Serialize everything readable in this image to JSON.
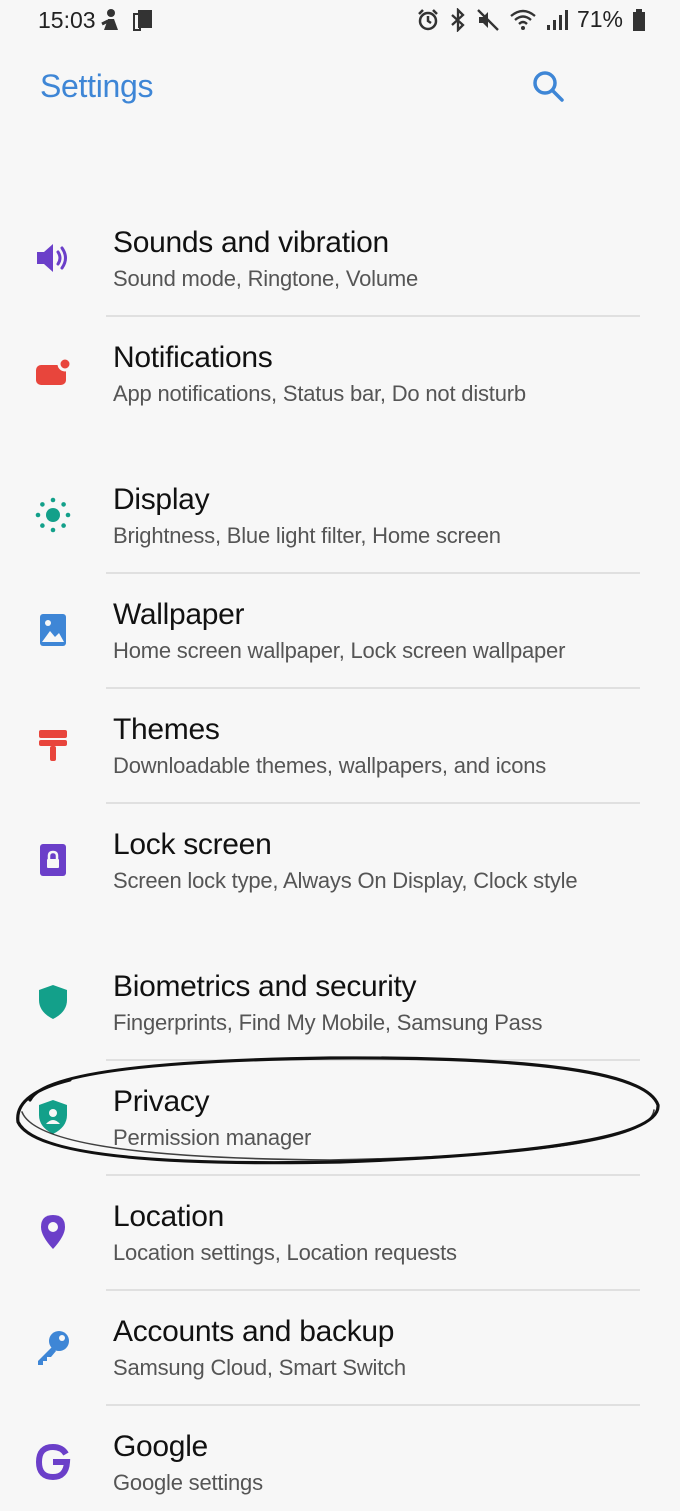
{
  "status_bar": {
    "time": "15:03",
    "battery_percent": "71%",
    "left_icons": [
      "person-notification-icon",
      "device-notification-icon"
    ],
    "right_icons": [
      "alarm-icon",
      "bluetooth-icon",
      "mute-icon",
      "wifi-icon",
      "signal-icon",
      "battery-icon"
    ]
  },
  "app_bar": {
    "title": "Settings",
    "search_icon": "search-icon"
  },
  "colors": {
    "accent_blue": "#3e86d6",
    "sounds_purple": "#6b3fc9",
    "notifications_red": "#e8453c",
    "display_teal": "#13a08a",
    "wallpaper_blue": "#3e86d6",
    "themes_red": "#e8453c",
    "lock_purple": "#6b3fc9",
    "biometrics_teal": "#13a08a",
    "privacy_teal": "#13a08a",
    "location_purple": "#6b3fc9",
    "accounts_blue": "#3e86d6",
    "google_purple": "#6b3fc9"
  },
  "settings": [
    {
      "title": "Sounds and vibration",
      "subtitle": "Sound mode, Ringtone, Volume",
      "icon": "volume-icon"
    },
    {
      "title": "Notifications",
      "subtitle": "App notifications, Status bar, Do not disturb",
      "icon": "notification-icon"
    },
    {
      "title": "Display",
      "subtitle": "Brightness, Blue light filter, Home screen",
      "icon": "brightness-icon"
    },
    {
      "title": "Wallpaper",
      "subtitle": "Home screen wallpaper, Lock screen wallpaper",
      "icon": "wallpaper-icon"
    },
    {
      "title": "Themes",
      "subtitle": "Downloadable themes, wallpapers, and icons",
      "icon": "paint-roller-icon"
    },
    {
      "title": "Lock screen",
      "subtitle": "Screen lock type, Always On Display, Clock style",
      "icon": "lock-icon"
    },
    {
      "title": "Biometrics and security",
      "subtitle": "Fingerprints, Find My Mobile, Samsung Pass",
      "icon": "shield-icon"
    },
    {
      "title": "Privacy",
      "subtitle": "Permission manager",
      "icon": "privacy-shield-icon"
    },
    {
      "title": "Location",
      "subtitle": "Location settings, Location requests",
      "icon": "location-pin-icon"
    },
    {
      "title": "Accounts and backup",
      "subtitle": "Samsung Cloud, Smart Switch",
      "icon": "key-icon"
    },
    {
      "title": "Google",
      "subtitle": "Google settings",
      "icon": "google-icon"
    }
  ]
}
++++++++
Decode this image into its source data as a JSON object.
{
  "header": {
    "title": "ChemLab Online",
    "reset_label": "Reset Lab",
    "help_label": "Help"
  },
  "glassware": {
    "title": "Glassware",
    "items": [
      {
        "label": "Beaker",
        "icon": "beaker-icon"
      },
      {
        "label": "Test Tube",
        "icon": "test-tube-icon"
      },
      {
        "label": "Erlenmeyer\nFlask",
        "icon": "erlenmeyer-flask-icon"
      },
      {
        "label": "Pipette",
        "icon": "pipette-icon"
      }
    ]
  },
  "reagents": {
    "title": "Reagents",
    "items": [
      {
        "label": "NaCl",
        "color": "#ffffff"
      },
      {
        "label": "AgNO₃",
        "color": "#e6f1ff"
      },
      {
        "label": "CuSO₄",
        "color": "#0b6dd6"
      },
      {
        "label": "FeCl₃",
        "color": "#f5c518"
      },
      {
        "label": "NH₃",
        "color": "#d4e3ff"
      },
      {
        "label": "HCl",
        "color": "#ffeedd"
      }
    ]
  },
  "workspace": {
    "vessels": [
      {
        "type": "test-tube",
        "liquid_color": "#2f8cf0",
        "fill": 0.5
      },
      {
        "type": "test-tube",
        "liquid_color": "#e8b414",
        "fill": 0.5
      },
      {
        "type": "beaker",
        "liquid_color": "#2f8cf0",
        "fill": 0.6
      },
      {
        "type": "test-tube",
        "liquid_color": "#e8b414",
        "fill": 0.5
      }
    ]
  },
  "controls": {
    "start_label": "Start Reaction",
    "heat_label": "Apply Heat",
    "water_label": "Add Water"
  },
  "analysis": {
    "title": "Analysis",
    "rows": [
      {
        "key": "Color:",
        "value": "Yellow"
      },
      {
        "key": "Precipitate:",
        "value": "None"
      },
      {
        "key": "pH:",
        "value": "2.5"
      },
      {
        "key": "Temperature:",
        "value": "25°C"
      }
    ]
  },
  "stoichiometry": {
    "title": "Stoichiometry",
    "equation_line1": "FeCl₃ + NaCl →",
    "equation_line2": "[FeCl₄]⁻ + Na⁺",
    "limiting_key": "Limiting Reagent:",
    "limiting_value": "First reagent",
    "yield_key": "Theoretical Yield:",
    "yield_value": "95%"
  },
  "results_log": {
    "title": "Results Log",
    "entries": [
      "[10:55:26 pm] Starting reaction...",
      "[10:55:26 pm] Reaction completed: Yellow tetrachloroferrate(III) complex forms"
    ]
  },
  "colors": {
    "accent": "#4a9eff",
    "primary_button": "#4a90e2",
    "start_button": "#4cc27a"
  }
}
++++++++
» The problem
Copy out every line from the material above in which the word "this" appears.

» Correct output
Serialize everything readable in this image to JSON.
Decode this image into its source data as a JSON object.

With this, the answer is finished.